Across the data below, how many lines have the word "kind" in them? Give the number and nothing else.
─── Information supplied ───
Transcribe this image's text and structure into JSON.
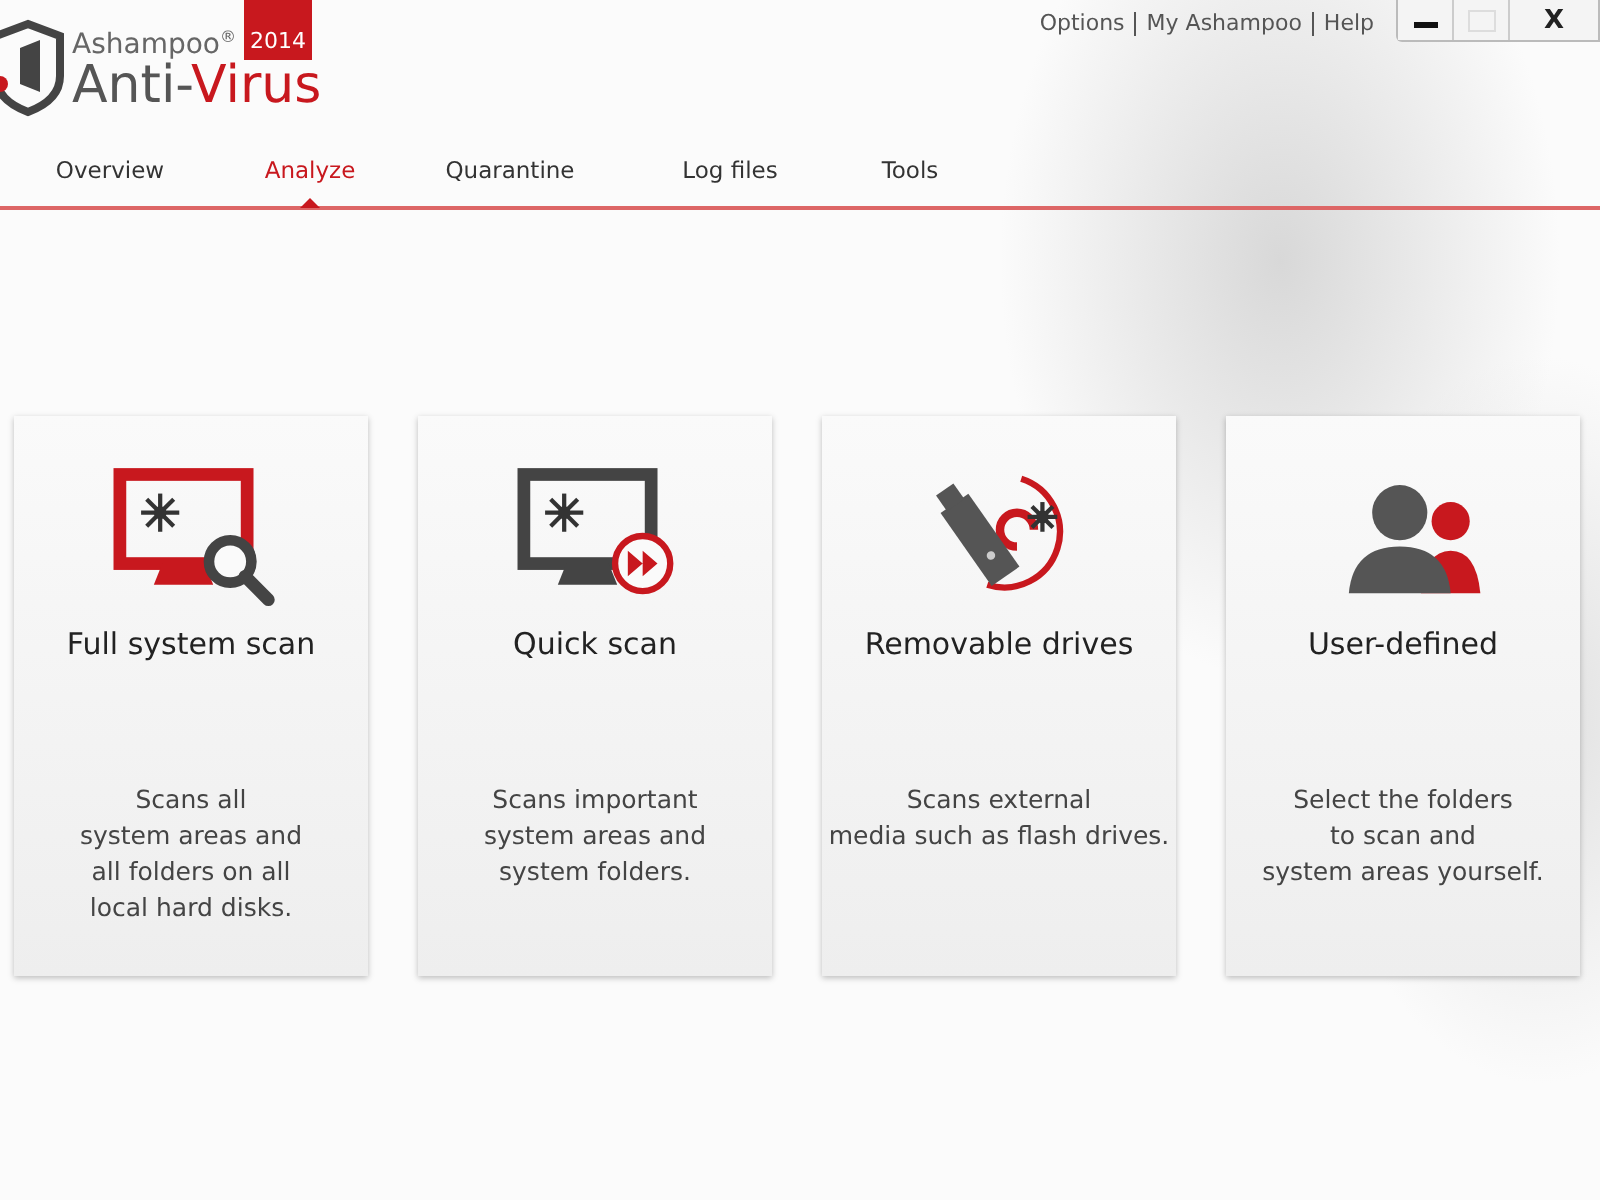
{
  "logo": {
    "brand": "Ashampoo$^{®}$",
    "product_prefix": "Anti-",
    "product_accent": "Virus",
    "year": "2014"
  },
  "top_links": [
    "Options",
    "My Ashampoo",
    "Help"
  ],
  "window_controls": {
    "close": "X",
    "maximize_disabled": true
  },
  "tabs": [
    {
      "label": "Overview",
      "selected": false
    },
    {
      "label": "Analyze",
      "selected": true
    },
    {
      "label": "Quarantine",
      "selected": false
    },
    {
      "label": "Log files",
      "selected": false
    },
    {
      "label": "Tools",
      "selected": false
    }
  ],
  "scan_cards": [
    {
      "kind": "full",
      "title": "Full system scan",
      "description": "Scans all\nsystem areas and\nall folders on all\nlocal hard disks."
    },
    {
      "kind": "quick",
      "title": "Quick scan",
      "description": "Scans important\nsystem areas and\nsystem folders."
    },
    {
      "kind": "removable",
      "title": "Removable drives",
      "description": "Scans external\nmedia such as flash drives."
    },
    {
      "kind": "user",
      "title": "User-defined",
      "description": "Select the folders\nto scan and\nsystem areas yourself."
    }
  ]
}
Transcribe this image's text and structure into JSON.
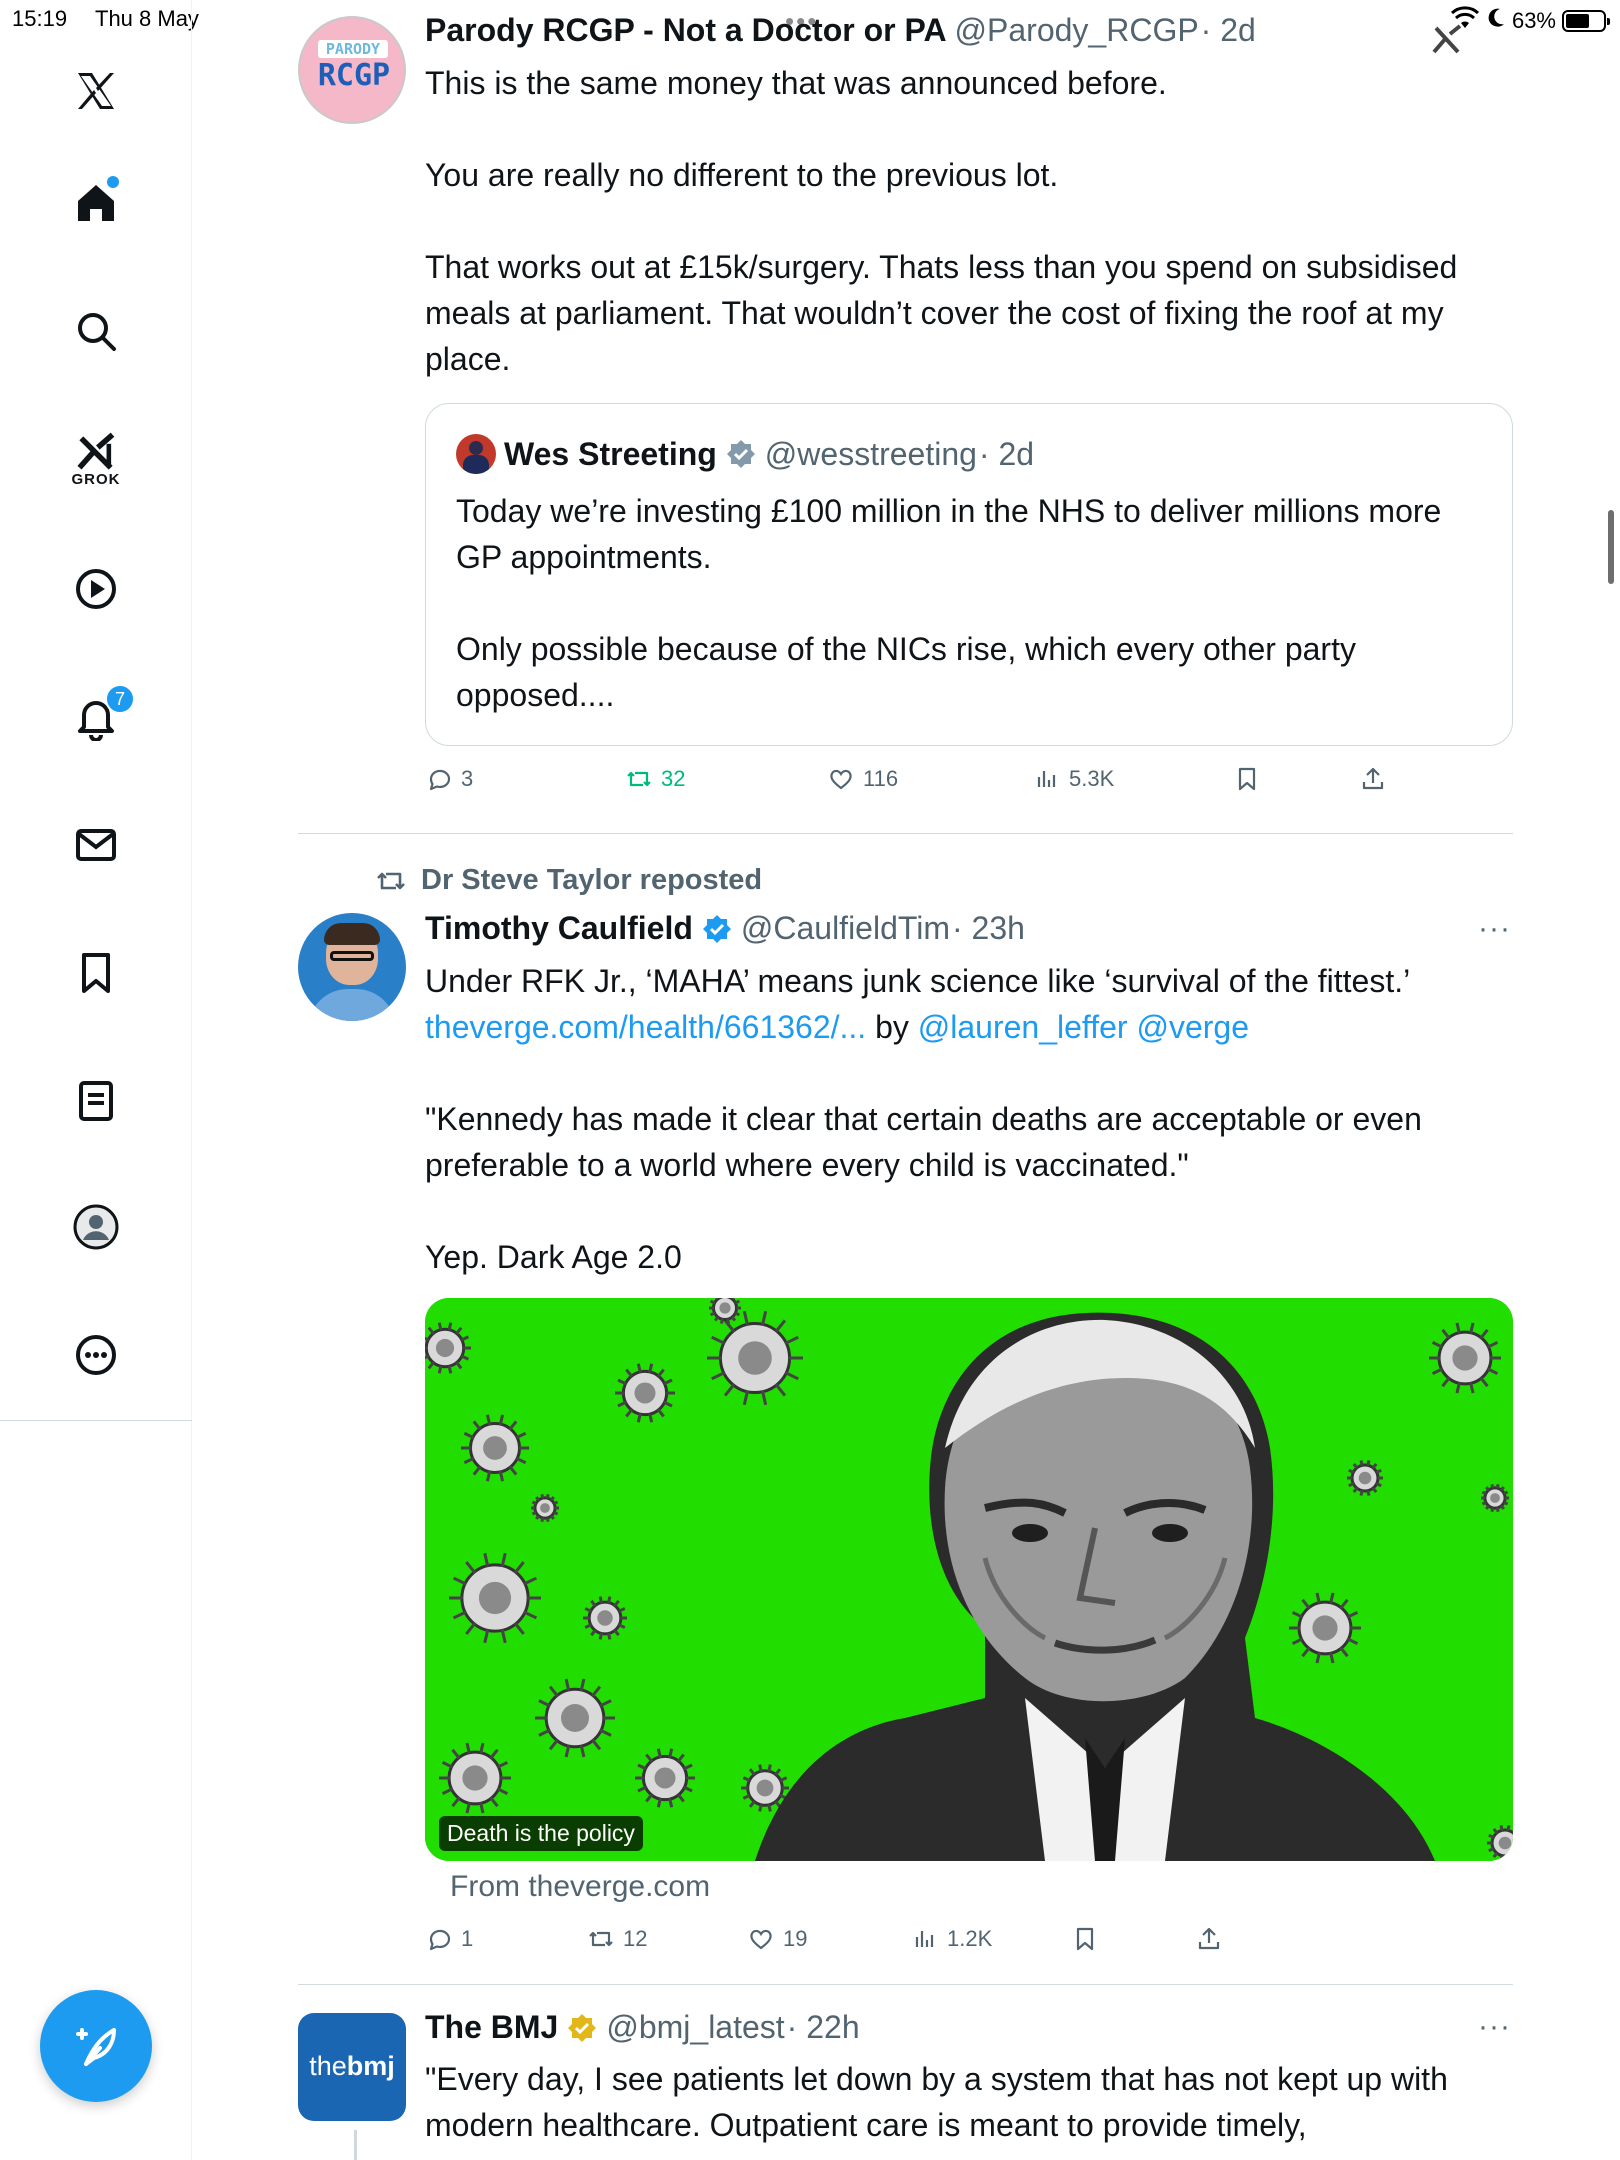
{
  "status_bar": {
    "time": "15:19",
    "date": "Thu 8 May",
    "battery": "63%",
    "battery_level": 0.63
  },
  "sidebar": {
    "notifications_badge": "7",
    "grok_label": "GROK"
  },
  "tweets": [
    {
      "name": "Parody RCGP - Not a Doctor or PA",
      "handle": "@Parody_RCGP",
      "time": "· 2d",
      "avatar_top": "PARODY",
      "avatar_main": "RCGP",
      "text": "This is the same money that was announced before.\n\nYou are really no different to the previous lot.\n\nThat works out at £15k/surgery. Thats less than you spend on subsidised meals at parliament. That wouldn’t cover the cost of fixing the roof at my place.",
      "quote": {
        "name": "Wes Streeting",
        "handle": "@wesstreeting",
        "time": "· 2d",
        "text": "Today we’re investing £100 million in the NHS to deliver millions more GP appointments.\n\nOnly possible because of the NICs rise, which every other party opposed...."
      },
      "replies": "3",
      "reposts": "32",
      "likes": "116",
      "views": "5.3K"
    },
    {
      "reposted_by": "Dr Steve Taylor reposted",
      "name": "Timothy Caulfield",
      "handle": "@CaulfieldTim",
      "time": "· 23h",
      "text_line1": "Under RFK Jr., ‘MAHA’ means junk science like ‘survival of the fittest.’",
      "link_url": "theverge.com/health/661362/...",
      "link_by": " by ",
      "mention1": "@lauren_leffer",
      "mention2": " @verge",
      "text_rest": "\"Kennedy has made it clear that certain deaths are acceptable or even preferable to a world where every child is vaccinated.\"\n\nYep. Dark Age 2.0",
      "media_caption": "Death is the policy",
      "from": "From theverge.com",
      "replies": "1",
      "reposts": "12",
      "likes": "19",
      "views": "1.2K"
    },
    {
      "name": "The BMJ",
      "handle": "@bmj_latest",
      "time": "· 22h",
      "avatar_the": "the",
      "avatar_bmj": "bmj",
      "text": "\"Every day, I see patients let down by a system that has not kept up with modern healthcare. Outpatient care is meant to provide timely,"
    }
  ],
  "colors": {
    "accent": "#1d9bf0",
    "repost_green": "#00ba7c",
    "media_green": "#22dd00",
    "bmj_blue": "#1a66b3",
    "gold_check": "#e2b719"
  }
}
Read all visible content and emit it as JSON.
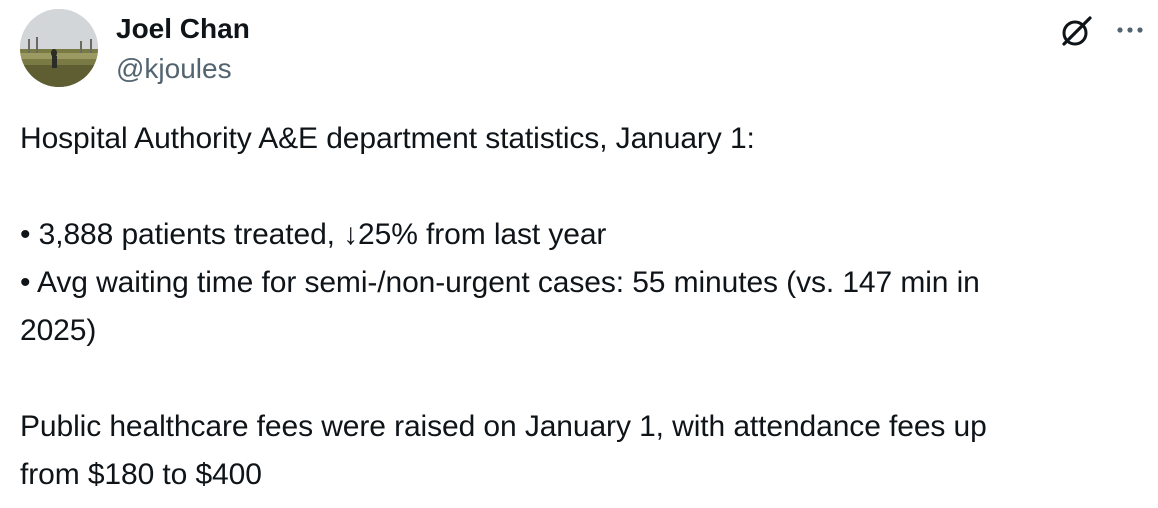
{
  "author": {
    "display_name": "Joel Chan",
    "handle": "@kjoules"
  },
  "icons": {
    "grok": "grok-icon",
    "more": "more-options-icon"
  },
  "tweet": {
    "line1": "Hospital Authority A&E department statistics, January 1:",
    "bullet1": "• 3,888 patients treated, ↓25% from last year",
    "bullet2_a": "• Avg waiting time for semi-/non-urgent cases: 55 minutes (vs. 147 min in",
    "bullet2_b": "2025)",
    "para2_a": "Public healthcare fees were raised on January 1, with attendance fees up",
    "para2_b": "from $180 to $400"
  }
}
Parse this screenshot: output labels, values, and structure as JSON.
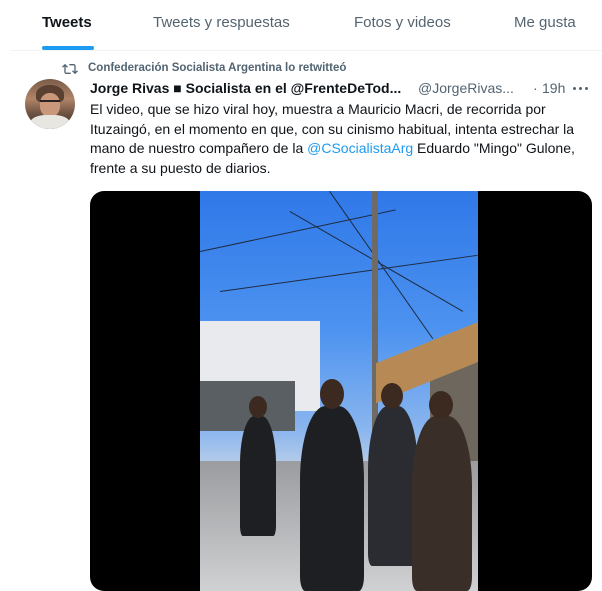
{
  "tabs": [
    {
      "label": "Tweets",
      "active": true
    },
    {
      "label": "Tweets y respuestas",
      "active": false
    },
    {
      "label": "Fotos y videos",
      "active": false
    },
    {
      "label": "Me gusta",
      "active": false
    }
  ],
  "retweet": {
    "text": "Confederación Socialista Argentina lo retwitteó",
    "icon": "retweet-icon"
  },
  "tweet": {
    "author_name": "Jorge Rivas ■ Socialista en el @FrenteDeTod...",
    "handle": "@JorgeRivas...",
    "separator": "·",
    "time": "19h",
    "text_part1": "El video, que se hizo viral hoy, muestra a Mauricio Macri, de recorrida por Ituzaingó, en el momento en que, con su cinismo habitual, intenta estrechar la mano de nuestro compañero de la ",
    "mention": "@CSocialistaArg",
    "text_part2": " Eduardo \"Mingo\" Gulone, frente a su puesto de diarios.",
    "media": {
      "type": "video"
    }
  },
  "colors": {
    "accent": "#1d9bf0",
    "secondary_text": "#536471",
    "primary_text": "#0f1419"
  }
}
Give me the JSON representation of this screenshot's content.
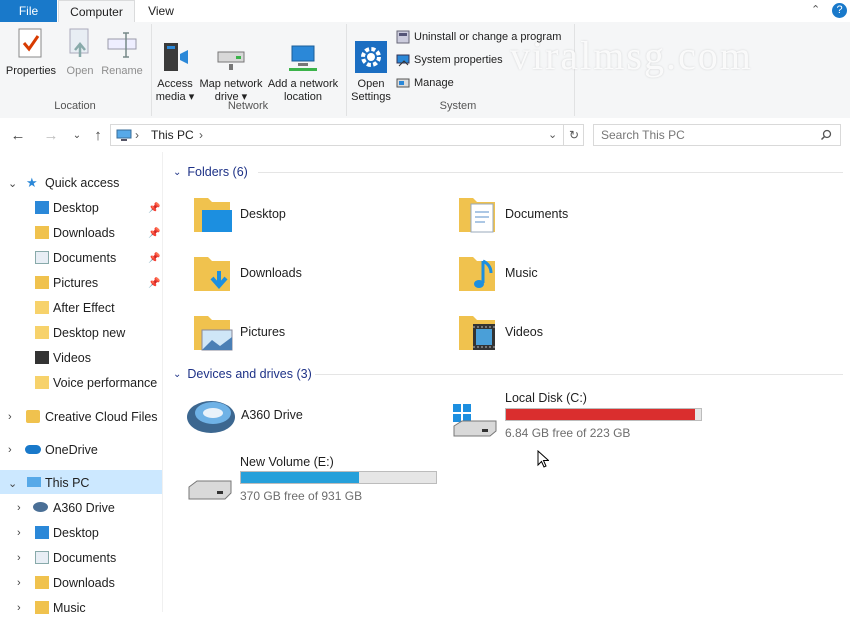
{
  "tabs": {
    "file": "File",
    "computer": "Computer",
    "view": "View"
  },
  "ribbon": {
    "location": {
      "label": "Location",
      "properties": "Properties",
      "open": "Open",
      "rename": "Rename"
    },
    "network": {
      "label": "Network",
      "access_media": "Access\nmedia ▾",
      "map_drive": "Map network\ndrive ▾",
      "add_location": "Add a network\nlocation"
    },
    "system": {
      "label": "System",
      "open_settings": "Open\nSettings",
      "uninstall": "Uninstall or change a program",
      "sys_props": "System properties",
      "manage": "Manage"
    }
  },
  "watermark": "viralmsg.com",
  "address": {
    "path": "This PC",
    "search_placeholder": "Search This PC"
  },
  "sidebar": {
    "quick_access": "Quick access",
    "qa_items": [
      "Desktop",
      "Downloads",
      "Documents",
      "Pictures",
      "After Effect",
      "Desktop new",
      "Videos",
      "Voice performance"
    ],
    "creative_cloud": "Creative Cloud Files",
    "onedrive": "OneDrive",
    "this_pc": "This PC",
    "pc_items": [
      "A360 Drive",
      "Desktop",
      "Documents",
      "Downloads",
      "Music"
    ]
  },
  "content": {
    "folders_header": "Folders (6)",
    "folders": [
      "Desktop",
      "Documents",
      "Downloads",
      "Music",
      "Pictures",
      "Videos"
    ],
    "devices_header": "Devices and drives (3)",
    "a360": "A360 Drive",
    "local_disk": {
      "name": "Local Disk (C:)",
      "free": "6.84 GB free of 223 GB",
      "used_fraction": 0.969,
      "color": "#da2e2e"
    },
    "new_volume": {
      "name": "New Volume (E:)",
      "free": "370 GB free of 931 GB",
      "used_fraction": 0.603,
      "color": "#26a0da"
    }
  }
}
───
▸ **Task solution**:
4